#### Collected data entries
+++++

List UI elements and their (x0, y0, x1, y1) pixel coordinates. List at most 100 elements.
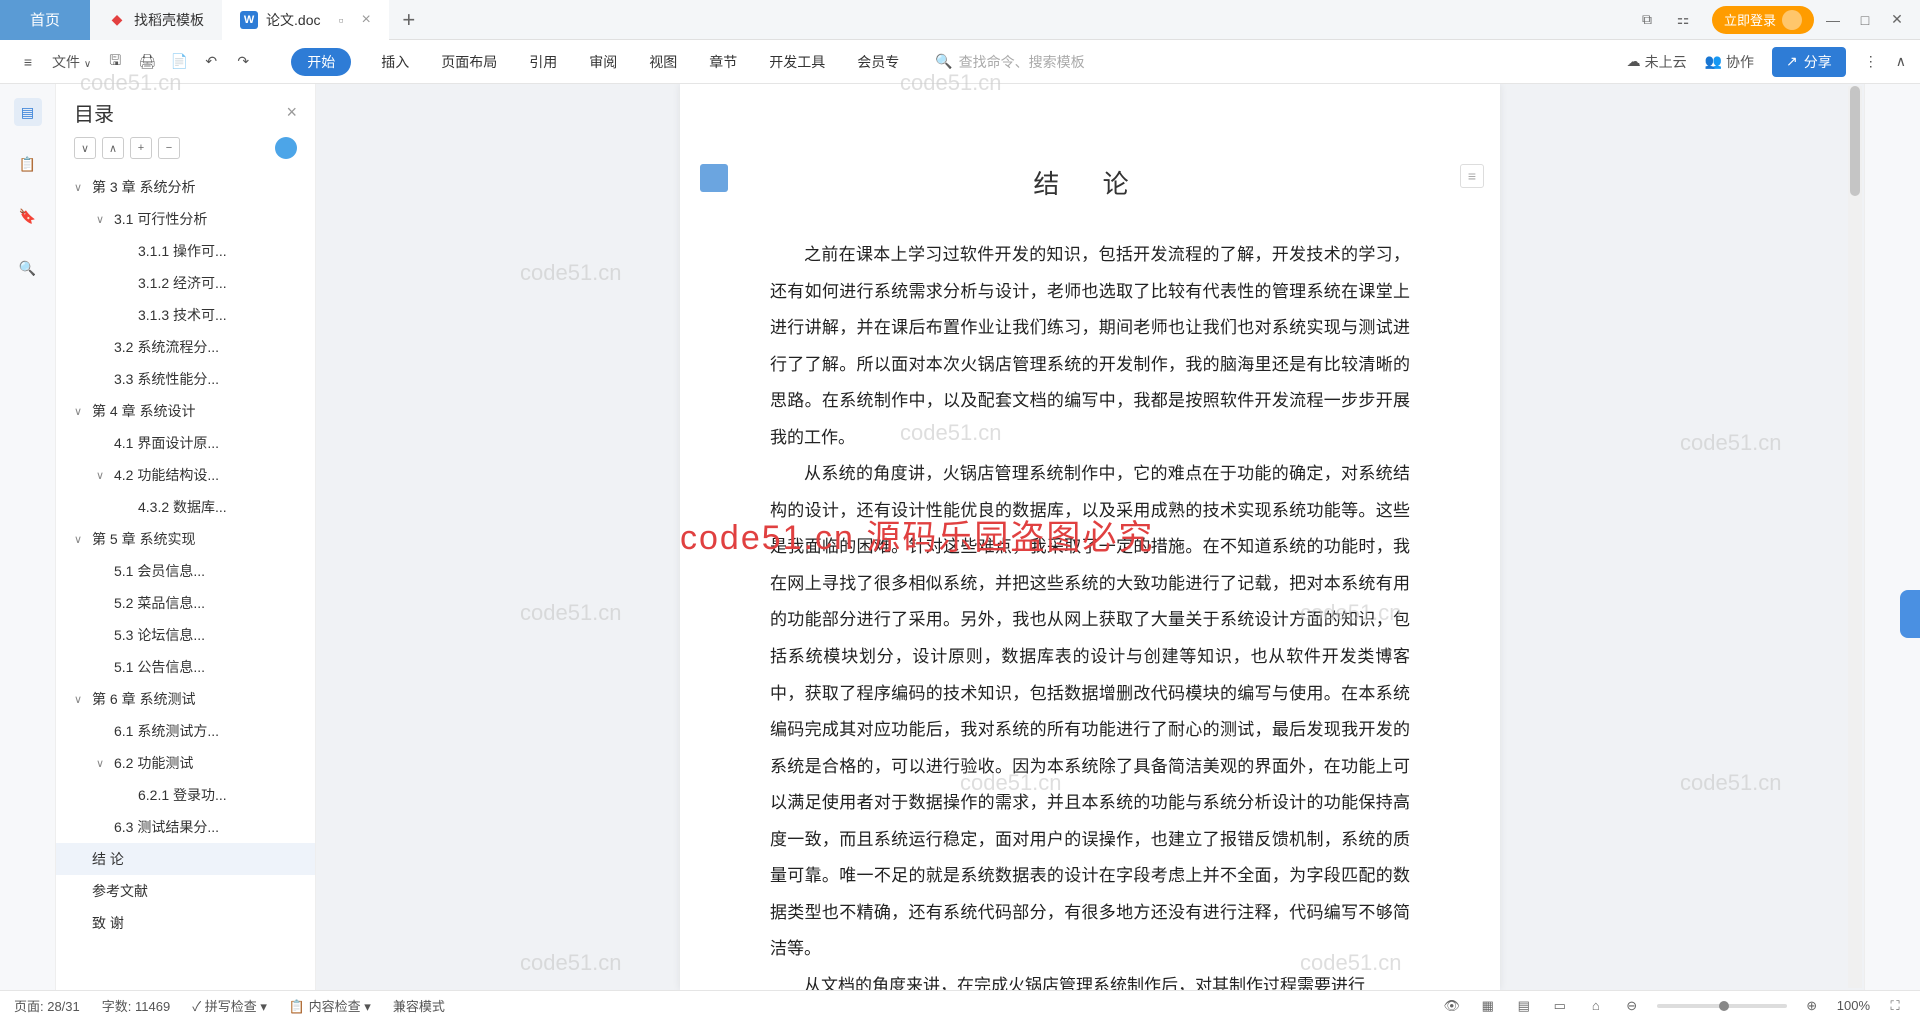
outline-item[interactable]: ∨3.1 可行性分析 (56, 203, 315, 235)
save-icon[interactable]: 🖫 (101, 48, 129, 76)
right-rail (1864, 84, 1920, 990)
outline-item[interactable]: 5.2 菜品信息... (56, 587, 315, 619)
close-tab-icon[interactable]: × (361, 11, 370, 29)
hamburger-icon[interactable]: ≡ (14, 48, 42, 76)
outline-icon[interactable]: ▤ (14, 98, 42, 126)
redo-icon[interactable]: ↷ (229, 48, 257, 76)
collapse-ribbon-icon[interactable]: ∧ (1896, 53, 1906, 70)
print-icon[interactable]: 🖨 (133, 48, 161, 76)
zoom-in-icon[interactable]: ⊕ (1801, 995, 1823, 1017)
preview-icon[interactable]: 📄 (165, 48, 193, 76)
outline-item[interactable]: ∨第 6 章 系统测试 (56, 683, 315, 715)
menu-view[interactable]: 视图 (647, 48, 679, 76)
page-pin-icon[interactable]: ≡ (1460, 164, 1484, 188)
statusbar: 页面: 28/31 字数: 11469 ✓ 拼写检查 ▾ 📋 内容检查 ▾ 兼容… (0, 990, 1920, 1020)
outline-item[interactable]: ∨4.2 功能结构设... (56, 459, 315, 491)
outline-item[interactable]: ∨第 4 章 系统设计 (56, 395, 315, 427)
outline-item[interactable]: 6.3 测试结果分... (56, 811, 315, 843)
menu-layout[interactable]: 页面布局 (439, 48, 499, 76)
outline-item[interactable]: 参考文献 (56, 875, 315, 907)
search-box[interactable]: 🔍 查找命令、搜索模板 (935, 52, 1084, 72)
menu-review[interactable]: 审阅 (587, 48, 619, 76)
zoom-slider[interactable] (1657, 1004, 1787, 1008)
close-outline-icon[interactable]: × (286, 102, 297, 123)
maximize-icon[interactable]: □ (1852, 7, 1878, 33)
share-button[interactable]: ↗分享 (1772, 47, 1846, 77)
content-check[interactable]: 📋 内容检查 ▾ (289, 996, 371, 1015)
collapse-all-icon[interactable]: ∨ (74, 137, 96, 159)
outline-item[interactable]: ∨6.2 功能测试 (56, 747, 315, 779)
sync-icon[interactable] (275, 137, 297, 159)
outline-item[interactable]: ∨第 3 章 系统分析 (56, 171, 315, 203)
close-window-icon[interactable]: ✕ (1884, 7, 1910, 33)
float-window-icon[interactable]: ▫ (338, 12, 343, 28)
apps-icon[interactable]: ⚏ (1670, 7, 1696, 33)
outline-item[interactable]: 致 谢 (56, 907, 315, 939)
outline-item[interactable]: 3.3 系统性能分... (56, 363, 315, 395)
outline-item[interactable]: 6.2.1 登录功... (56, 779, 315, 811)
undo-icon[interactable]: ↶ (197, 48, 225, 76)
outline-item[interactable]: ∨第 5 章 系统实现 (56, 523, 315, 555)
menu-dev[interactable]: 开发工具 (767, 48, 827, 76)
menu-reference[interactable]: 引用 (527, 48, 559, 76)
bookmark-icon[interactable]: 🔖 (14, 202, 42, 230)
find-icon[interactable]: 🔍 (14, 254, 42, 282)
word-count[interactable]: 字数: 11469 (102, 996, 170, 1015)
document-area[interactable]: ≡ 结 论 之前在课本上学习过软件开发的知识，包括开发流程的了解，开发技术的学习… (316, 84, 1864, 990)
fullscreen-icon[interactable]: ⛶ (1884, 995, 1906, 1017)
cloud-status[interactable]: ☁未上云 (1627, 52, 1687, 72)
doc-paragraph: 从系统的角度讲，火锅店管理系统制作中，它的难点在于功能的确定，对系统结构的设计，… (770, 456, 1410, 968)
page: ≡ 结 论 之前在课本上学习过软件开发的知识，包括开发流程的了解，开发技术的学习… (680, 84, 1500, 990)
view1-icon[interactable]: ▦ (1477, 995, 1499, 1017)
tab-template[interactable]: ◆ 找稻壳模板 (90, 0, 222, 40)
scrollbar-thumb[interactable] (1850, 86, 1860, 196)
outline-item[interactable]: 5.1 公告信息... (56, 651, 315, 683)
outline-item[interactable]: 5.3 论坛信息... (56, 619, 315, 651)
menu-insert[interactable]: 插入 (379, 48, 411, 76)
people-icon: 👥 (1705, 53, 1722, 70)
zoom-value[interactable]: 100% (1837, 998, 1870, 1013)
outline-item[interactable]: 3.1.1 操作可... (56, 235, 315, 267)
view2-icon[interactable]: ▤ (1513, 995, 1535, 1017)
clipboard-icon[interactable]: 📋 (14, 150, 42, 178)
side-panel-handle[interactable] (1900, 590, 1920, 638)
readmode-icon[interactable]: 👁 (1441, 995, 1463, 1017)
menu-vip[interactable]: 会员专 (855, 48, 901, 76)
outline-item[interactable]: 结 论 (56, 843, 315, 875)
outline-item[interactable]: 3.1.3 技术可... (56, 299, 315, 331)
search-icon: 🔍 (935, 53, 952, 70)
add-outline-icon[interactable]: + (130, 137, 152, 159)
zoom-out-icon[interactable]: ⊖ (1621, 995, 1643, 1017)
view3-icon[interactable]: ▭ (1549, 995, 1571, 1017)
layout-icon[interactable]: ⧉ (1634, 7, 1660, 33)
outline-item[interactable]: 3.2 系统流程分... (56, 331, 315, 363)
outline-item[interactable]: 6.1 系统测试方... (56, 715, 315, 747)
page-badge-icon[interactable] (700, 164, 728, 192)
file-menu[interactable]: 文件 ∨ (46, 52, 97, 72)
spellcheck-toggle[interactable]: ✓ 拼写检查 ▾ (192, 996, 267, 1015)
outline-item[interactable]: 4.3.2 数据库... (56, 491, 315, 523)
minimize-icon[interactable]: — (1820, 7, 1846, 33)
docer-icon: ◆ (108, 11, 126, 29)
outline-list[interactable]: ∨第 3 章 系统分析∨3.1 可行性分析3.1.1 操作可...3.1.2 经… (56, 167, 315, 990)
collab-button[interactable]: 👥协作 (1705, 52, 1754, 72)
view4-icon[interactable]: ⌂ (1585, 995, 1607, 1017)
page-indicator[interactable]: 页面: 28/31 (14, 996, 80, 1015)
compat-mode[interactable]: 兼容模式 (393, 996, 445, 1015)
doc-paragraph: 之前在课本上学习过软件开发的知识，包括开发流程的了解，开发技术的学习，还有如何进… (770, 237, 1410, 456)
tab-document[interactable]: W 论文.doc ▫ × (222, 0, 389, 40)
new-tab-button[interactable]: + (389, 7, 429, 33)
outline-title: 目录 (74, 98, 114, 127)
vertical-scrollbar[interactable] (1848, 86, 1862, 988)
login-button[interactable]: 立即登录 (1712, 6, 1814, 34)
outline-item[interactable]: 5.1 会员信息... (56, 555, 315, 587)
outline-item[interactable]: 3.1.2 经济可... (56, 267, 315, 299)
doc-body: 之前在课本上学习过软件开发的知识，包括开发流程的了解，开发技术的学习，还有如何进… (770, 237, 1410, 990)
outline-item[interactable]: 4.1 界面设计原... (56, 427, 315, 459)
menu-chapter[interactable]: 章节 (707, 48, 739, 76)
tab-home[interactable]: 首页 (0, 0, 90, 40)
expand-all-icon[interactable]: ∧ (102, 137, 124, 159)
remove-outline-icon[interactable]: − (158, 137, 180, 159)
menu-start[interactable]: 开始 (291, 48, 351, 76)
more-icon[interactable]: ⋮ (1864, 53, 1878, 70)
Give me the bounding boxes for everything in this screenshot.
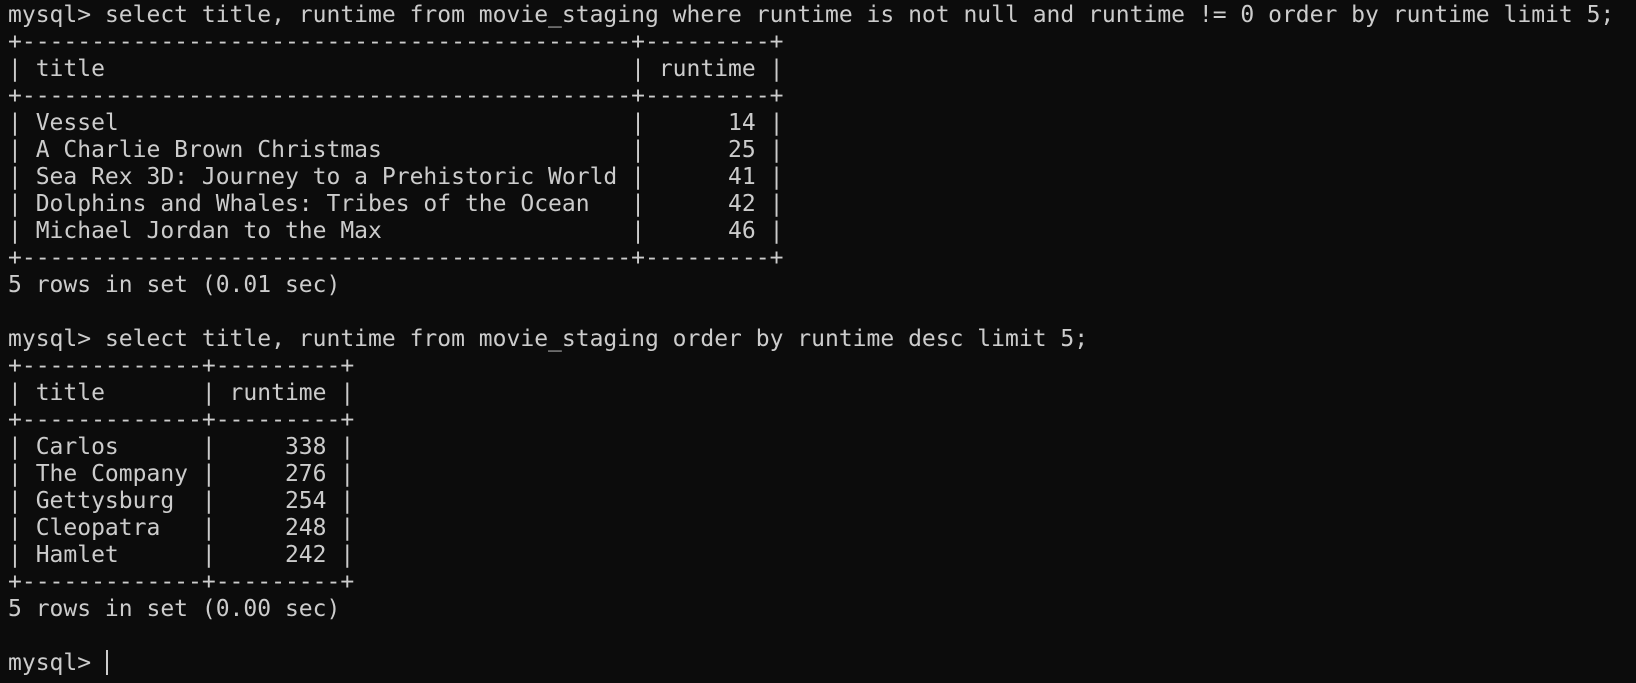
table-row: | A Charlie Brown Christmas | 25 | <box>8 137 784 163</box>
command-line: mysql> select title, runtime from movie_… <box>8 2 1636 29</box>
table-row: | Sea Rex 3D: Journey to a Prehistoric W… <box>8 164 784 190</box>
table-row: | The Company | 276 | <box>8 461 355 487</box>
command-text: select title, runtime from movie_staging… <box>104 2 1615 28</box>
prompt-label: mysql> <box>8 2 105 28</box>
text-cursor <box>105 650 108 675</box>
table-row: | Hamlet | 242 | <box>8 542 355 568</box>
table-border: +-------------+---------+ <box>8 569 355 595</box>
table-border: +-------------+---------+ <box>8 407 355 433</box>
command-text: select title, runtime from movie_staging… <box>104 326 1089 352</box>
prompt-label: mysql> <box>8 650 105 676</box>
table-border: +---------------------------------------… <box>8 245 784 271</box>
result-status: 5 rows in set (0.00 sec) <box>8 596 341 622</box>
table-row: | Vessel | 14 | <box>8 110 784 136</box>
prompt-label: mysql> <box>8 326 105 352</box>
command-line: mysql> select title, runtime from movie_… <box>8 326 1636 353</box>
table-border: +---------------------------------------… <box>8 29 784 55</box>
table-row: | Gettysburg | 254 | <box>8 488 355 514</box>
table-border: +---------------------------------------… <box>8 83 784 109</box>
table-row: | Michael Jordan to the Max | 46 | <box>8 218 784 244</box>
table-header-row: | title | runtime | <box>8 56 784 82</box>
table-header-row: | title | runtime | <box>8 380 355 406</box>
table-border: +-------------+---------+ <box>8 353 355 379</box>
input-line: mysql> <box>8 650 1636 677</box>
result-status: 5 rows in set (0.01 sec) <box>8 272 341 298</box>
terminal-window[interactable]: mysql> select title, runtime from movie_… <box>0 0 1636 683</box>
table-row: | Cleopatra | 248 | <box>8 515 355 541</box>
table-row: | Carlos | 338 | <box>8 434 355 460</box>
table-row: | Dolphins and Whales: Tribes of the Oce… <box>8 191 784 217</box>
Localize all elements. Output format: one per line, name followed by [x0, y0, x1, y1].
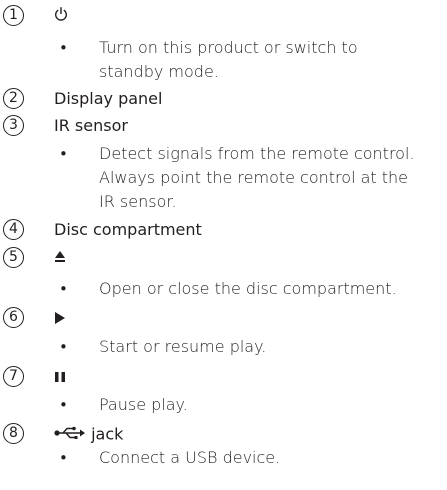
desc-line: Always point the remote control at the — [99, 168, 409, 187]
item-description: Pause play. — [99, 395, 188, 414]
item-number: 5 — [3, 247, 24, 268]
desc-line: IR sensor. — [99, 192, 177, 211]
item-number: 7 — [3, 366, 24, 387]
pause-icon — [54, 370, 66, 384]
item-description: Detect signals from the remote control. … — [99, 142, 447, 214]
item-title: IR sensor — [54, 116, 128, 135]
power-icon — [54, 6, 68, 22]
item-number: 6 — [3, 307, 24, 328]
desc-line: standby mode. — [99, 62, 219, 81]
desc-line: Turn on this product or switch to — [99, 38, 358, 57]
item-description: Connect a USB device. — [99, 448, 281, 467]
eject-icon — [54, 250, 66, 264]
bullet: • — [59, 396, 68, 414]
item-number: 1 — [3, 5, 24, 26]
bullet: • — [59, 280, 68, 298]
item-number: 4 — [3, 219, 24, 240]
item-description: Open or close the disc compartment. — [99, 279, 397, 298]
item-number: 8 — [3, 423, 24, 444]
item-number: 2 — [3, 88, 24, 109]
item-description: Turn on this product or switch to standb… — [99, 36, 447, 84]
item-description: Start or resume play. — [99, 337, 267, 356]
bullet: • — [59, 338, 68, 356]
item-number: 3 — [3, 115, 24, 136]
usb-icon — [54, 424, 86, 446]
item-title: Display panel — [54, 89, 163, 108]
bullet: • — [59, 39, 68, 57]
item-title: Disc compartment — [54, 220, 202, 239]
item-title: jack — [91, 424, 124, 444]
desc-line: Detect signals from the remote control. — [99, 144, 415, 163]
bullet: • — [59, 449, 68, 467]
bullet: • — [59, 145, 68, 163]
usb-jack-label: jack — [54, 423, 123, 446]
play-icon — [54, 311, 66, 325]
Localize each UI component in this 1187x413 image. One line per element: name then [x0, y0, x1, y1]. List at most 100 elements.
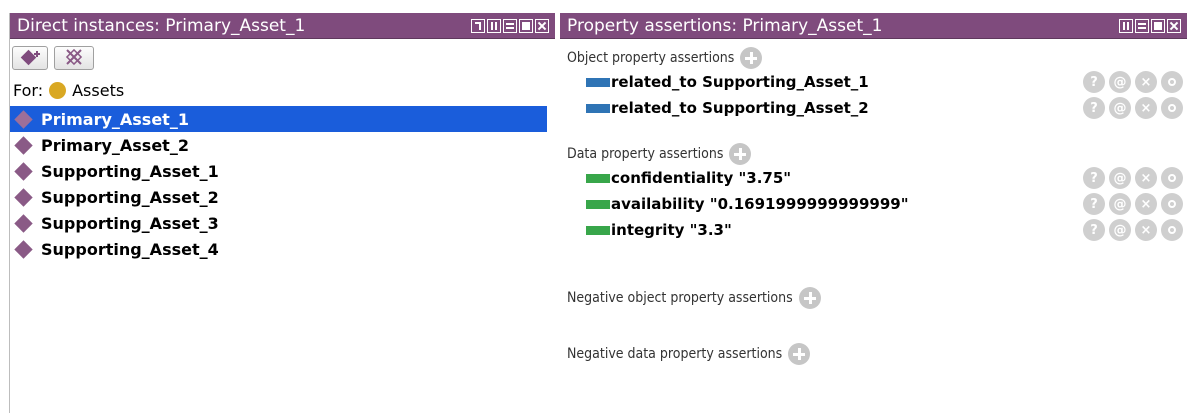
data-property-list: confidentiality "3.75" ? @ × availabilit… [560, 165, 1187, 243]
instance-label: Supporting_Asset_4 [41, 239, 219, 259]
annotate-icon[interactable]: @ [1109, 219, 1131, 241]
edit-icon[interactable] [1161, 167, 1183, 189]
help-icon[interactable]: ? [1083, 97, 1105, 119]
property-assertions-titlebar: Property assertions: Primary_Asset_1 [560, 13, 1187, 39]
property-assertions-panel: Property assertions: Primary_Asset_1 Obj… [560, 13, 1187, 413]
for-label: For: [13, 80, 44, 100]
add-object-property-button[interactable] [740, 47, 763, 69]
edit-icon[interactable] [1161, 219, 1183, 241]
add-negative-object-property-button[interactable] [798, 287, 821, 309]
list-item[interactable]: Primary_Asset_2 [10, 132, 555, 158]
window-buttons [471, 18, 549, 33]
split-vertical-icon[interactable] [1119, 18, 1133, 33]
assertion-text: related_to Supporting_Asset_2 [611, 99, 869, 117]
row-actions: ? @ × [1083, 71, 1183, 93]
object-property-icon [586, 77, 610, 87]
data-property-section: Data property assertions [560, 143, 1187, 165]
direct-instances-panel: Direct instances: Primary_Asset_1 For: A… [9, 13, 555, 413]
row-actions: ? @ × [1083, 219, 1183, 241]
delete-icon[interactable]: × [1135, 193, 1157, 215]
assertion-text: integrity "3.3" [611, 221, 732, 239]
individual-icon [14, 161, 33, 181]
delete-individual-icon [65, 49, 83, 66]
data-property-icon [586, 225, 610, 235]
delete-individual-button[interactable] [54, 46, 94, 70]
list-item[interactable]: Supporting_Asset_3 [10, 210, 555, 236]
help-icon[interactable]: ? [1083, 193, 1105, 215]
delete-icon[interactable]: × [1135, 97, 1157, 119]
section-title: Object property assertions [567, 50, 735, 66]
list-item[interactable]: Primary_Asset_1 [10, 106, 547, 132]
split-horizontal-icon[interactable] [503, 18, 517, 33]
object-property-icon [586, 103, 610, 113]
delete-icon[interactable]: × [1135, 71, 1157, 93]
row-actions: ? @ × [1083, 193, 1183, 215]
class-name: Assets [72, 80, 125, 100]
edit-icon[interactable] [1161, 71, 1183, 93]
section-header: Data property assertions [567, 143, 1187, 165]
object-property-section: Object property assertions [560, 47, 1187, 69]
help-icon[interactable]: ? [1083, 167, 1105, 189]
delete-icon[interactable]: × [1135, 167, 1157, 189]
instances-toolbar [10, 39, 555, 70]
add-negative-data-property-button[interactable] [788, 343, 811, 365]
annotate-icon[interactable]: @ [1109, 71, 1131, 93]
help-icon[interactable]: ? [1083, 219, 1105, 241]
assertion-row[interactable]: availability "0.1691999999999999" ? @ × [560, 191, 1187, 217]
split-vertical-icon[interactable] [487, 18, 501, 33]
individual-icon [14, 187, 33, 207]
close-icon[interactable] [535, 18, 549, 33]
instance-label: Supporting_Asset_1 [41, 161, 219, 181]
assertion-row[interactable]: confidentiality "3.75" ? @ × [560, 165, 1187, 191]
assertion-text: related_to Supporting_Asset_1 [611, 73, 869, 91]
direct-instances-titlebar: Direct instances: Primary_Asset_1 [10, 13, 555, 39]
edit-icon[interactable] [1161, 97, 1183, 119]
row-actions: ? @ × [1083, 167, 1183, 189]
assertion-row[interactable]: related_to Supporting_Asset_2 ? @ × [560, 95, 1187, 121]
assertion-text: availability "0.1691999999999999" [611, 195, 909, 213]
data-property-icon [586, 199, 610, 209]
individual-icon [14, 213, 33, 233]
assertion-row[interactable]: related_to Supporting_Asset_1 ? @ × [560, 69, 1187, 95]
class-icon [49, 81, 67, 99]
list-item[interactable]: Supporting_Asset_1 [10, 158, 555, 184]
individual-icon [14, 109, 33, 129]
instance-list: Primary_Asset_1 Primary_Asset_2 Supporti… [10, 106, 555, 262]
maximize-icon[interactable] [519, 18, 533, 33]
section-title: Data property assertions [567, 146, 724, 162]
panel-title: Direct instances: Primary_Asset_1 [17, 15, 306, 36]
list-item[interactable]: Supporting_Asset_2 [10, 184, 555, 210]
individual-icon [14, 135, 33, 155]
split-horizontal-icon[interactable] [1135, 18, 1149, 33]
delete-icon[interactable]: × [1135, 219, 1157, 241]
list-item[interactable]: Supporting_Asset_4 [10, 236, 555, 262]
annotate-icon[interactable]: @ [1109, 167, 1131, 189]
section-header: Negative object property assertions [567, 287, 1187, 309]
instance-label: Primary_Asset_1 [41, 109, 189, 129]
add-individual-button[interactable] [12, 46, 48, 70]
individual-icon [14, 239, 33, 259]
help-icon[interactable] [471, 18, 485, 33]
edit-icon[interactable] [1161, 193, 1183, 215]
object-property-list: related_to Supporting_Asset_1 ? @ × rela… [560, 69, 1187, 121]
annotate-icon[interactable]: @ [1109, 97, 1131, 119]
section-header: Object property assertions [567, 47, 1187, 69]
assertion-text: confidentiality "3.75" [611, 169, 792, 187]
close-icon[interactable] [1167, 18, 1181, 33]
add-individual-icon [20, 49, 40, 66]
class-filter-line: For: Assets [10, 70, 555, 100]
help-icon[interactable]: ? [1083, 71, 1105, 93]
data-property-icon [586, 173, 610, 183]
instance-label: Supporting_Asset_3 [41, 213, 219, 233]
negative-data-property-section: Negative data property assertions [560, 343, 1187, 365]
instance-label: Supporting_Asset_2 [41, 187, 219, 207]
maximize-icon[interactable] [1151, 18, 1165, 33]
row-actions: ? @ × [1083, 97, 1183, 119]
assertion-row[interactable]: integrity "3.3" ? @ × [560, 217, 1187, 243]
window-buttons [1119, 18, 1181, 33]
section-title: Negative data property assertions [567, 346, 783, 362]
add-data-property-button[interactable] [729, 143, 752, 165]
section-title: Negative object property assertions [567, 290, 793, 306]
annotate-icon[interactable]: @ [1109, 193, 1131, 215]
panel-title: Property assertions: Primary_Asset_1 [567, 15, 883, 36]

+++++

#### WHAT TO PRODUCE
Convert the listing lines from the one containing "165, 1187, 243]" through the one containing "13, 1187, 39]" into a Markdown table with the columns Row and Entry. Put a row number in Row and the line in Entry, and leave out any blank lines.

#### ANSWER TO THE TASK
| Row | Entry |
|---|---|
| 1 | data-property-list: confidentiality "3.75" ? @ × availabilit… [560, 165, 1187, 243] |
| 2 | instance-label: Supporting_Asset_4 [41, 239, 219, 259] |
| 3 | annotate-icon[interactable]: @ [1109, 219, 1131, 241] |
| 4 | edit-icon[interactable] [1161, 167, 1183, 189] |
| 5 | help-icon[interactable]: ? [1083, 97, 1105, 119] |
| 6 | property-assertions-titlebar: Property assertions: Primary_Asset_1 [560, 13, 1187, 39] |